Start of GIVEN RECORDS
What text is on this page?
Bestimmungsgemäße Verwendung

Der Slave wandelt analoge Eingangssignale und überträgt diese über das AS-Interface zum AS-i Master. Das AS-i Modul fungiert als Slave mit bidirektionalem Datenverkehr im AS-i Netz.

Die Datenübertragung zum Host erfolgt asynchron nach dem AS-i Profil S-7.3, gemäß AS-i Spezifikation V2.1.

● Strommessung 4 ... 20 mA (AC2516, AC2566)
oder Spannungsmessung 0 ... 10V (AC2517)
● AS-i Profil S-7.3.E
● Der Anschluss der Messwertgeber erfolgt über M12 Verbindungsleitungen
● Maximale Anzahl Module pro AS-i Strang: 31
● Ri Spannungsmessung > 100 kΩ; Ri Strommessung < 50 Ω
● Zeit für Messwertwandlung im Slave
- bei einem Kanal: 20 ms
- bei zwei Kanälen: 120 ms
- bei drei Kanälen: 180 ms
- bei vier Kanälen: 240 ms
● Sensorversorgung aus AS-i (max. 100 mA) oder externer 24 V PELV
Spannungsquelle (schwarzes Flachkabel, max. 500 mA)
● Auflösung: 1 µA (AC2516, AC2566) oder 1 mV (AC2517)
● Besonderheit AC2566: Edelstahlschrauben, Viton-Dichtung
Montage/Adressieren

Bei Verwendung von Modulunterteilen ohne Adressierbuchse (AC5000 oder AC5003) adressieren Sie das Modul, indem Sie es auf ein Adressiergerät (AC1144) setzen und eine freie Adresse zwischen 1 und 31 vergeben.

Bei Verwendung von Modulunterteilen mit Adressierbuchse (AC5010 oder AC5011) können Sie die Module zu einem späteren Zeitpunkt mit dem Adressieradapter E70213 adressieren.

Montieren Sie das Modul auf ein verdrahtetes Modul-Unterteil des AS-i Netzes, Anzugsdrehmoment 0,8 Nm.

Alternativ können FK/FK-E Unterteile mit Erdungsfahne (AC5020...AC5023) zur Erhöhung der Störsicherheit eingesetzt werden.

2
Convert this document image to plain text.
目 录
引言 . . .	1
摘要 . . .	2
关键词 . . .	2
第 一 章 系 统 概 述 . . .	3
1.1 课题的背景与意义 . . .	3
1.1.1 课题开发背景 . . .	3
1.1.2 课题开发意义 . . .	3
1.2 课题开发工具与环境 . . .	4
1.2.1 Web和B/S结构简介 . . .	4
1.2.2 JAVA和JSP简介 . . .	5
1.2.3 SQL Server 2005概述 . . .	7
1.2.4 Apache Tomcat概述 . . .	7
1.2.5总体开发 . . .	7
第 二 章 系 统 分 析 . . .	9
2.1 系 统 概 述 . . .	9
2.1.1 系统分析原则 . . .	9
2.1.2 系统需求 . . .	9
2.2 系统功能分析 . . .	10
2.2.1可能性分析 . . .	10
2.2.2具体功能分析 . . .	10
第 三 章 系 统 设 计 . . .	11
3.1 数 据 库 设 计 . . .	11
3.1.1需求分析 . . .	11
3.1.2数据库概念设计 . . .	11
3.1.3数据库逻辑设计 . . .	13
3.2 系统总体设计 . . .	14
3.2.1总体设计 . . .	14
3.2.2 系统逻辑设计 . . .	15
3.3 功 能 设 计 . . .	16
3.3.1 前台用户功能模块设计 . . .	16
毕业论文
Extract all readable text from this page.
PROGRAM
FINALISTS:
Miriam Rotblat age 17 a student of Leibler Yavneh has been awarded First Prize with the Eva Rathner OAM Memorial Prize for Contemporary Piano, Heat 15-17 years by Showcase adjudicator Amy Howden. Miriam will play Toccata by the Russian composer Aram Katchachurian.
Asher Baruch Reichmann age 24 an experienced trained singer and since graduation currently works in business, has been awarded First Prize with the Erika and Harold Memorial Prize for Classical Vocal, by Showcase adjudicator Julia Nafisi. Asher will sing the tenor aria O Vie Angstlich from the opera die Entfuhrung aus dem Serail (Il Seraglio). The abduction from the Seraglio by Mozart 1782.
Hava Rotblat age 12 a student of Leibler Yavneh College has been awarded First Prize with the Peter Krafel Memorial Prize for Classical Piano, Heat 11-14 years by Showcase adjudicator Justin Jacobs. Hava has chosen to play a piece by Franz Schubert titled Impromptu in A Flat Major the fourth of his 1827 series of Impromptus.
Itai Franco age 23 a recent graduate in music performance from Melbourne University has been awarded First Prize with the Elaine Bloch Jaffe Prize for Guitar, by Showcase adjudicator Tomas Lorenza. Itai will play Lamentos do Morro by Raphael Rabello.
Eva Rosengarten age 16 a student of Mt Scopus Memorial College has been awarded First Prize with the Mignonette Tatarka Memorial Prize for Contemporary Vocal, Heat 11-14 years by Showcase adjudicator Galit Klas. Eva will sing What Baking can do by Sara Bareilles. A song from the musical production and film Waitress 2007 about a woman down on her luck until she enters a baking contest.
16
End of GIVEN RECORDS
* WHAT IS REQUIRED
Print the material above once more, exactly.

* WRITTEN SOLUTION
What text is on this page?
Bestimmungsgemäße Verwendung

Der Slave wandelt analoge Eingangssignale und überträgt diese über das AS-Interface zum AS-i Master. Das AS-i Modul fungiert als Slave mit bidirektionalem Datenverkehr im AS-i Netz.

Die Datenübertragung zum Host erfolgt asynchron nach dem AS-i Profil S-7.3, gemäß AS-i Spezifikation V2.1.

● Strommessung 4 ... 20 mA (AC2516, AC2566)
oder Spannungsmessung 0 ... 10V (AC2517)
● AS-i Profil S-7.3.E
● Der Anschluss der Messwertgeber erfolgt über M12 Verbindungsleitungen
● Maximale Anzahl Module pro AS-i Strang: 31
● Ri Spannungsmessung > 100 kΩ; Ri Strommessung < 50 Ω
● Zeit für Messwertwandlung im Slave
- bei einem Kanal: 20 ms
- bei zwei Kanälen: 120 ms
- bei drei Kanälen: 180 ms
- bei vier Kanälen: 240 ms
● Sensorversorgung aus AS-i (max. 100 mA) oder externer 24 V PELV
Spannungsquelle (schwarzes Flachkabel, max. 500 mA)
● Auflösung: 1 µA (AC2516, AC2566) oder 1 mV (AC2517)
● Besonderheit AC2566: Edelstahlschrauben, Viton-Dichtung
Montage/Adressieren

Bei Verwendung von Modulunterteilen ohne Adressierbuchse (AC5000 oder AC5003) adressieren Sie das Modul, indem Sie es auf ein Adressiergerät (AC1144) setzen und eine freie Adresse zwischen 1 und 31 vergeben.

Bei Verwendung von Modulunterteilen mit Adressierbuchse (AC5010 oder AC5011) können Sie die Module zu einem späteren Zeitpunkt mit dem Adressieradapter E70213 adressieren.

Montieren Sie das Modul auf ein verdrahtetes Modul-Unterteil des AS-i Netzes, Anzugsdrehmoment 0,8 Nm.

Alternativ können FK/FK-E Unterteile mit Erdungsfahne (AC5020...AC5023) zur Erhöhung der Störsicherheit eingesetzt werden.

2
Convert this document image to plain text.
目 录
引言 . . .	1
摘要 . . .	2
关键词 . . .	2
第 一 章 系 统 概 述 . . .	3
1.1 课题的背景与意义 . . .	3
1.1.1 课题开发背景 . . .	3
1.1.2 课题开发意义 . . .	3
1.2 课题开发工具与环境 . . .	4
1.2.1 Web和B/S结构简介 . . .	4
1.2.2 JAVA和JSP简介 . . .	5
1.2.3 SQL Server 2005概述 . . .	7
1.2.4 Apache Tomcat概述 . . .	7
1.2.5总体开发 . . .	7
第 二 章 系 统 分 析 . . .	9
2.1 系 统 概 述 . . .	9
2.1.1 系统分析原则 . . .	9
2.1.2 系统需求 . . .	9
2.2 系统功能分析 . . .	10
2.2.1可能性分析 . . .	10
2.2.2具体功能分析 . . .	10
第 三 章 系 统 设 计 . . .	11
3.1 数 据 库 设 计 . . .	11
3.1.1需求分析 . . .	11
3.1.2数据库概念设计 . . .	11
3.1.3数据库逻辑设计 . . .	13
3.2 系统总体设计 . . .	14
3.2.1总体设计 . . .	14
3.2.2 系统逻辑设计 . . .	15
3.3 功 能 设 计 . . .	16
3.3.1 前台用户功能模块设计 . . .	16
毕业论文
Extract all readable text from this page.
PROGRAM
FINALISTS:
Miriam Rotblat age 17 a student of Leibler Yavneh has been awarded First Prize with the Eva Rathner OAM Memorial Prize for Contemporary Piano, Heat 15-17 years by Showcase adjudicator Amy Howden. Miriam will play Toccata by the Russian composer Aram Katchachurian.
Asher Baruch Reichmann age 24 an experienced trained singer and since graduation currently works in business, has been awarded First Prize with the Erika and Harold Memorial Prize for Classical Vocal, by Showcase adjudicator Julia Nafisi. Asher will sing the tenor aria O Vie Angstlich from the opera die Entfuhrung aus dem Serail (Il Seraglio). The abduction from the Seraglio by Mozart 1782.
Hava Rotblat age 12 a student of Leibler Yavneh College has been awarded First Prize with the Peter Krafel Memorial Prize for Classical Piano, Heat 11-14 years by Showcase adjudicator Justin Jacobs. Hava has chosen to play a piece by Franz Schubert titled Impromptu in A Flat Major the fourth of his 1827 series of Impromptus.
Itai Franco age 23 a recent graduate in music performance from Melbourne University has been awarded First Prize with the Elaine Bloch Jaffe Prize for Guitar, by Showcase adjudicator Tomas Lorenza. Itai will play Lamentos do Morro by Raphael Rabello.
Eva Rosengarten age 16 a student of Mt Scopus Memorial College has been awarded First Prize with the Mignonette Tatarka Memorial Prize for Contemporary Vocal, Heat 11-14 years by Showcase adjudicator Galit Klas. Eva will sing What Baking can do by Sara Bareilles. A song from the musical production and film Waitress 2007 about a woman down on her luck until she enters a baking contest.
16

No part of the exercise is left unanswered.